(Records contained in a dataset)
+++++

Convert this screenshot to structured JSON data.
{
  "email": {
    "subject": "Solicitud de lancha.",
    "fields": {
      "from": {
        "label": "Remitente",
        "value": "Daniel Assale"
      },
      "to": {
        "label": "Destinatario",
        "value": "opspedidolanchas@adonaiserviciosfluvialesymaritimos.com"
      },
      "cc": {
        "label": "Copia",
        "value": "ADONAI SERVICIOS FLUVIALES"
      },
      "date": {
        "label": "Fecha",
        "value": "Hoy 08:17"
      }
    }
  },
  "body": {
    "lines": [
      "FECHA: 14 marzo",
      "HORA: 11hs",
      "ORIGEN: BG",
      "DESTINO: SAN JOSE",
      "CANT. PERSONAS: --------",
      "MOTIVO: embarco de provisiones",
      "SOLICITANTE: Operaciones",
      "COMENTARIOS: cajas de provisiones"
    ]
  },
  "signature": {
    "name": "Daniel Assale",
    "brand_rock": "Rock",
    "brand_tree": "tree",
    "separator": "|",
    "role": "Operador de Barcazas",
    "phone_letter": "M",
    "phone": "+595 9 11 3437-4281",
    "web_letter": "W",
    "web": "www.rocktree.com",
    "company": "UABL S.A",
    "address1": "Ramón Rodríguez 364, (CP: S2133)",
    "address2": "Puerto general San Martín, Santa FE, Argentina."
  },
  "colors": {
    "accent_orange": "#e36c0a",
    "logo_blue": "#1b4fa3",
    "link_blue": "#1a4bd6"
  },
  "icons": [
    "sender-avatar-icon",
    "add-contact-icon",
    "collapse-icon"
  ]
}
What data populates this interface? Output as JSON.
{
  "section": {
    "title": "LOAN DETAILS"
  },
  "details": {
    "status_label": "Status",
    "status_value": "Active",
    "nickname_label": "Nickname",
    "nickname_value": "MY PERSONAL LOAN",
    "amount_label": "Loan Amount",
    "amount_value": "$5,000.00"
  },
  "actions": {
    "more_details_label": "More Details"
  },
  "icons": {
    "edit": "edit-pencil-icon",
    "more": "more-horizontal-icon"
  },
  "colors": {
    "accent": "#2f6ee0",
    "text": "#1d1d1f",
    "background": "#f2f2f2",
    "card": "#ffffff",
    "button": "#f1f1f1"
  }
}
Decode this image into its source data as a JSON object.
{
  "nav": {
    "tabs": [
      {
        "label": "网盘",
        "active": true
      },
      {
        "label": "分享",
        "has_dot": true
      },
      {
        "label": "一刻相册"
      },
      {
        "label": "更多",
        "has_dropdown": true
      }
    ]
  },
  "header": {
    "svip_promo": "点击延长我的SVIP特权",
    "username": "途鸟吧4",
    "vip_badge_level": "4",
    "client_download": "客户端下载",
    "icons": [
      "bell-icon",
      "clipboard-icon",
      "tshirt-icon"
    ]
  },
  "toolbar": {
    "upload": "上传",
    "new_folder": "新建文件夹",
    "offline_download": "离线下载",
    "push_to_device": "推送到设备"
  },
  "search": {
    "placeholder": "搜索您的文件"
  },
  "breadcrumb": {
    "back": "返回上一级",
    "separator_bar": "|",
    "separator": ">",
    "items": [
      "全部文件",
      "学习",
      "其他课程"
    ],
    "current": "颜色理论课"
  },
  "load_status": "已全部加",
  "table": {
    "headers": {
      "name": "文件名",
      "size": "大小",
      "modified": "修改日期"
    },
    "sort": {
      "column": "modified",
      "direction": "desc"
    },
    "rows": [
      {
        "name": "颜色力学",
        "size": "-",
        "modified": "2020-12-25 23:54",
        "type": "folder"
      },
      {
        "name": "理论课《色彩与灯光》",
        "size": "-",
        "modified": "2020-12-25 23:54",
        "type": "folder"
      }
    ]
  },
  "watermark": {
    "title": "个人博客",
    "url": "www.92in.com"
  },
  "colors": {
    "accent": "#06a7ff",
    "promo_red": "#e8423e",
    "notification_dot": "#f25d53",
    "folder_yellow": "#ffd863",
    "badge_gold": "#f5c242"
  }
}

+++++

# [EXERCISE DESCRIPTION]
Can you restate every record above word for word?

# [RESPONSE TO THE EXERCISE]
Convert this screenshot to structured JSON data.
{
  "email": {
    "subject": "Solicitud de lancha.",
    "fields": {
      "from": {
        "label": "Remitente",
        "value": "Daniel Assale"
      },
      "to": {
        "label": "Destinatario",
        "value": "opspedidolanchas@adonaiserviciosfluvialesymaritimos.com"
      },
      "cc": {
        "label": "Copia",
        "value": "ADONAI SERVICIOS FLUVIALES"
      },
      "date": {
        "label": "Fecha",
        "value": "Hoy 08:17"
      }
    }
  },
  "body": {
    "lines": [
      "FECHA: 14 marzo",
      "HORA: 11hs",
      "ORIGEN: BG",
      "DESTINO: SAN JOSE",
      "CANT. PERSONAS: --------",
      "MOTIVO: embarco de provisiones",
      "SOLICITANTE: Operaciones",
      "COMENTARIOS: cajas de provisiones"
    ]
  },
  "signature": {
    "name": "Daniel Assale",
    "brand_rock": "Rock",
    "brand_tree": "tree",
    "separator": "|",
    "role": "Operador de Barcazas",
    "phone_letter": "M",
    "phone": "+595 9 11 3437-4281",
    "web_letter": "W",
    "web": "www.rocktree.com",
    "company": "UABL S.A",
    "address1": "Ramón Rodríguez 364, (CP: S2133)",
    "address2": "Puerto general San Martín, Santa FE, Argentina."
  },
  "colors": {
    "accent_orange": "#e36c0a",
    "logo_blue": "#1b4fa3",
    "link_blue": "#1a4bd6"
  },
  "icons": [
    "sender-avatar-icon",
    "add-contact-icon",
    "collapse-icon"
  ]
}
What data populates this interface? Output as JSON.
{
  "section": {
    "title": "LOAN DETAILS"
  },
  "details": {
    "status_label": "Status",
    "status_value": "Active",
    "nickname_label": "Nickname",
    "nickname_value": "MY PERSONAL LOAN",
    "amount_label": "Loan Amount",
    "amount_value": "$5,000.00"
  },
  "actions": {
    "more_details_label": "More Details"
  },
  "icons": {
    "edit": "edit-pencil-icon",
    "more": "more-horizontal-icon"
  },
  "colors": {
    "accent": "#2f6ee0",
    "text": "#1d1d1f",
    "background": "#f2f2f2",
    "card": "#ffffff",
    "button": "#f1f1f1"
  }
}
Decode this image into its source data as a JSON object.
{
  "nav": {
    "tabs": [
      {
        "label": "网盘",
        "active": true
      },
      {
        "label": "分享",
        "has_dot": true
      },
      {
        "label": "一刻相册"
      },
      {
        "label": "更多",
        "has_dropdown": true
      }
    ]
  },
  "header": {
    "svip_promo": "点击延长我的SVIP特权",
    "username": "途鸟吧4",
    "vip_badge_level": "4",
    "client_download": "客户端下载",
    "icons": [
      "bell-icon",
      "clipboard-icon",
      "tshirt-icon"
    ]
  },
  "toolbar": {
    "upload": "上传",
    "new_folder": "新建文件夹",
    "offline_download": "离线下载",
    "push_to_device": "推送到设备"
  },
  "search": {
    "placeholder": "搜索您的文件"
  },
  "breadcrumb": {
    "back": "返回上一级",
    "separator_bar": "|",
    "separator": ">",
    "items": [
      "全部文件",
      "学习",
      "其他课程"
    ],
    "current": "颜色理论课"
  },
  "load_status": "已全部加",
  "table": {
    "headers": {
      "name": "文件名",
      "size": "大小",
      "modified": "修改日期"
    },
    "sort": {
      "column": "modified",
      "direction": "desc"
    },
    "rows": [
      {
        "name": "颜色力学",
        "size": "-",
        "modified": "2020-12-25 23:54",
        "type": "folder"
      },
      {
        "name": "理论课《色彩与灯光》",
        "size": "-",
        "modified": "2020-12-25 23:54",
        "type": "folder"
      }
    ]
  },
  "watermark": {
    "title": "个人博客",
    "url": "www.92in.com"
  },
  "colors": {
    "accent": "#06a7ff",
    "promo_red": "#e8423e",
    "notification_dot": "#f25d53",
    "folder_yellow": "#ffd863",
    "badge_gold": "#f5c242"
  }
}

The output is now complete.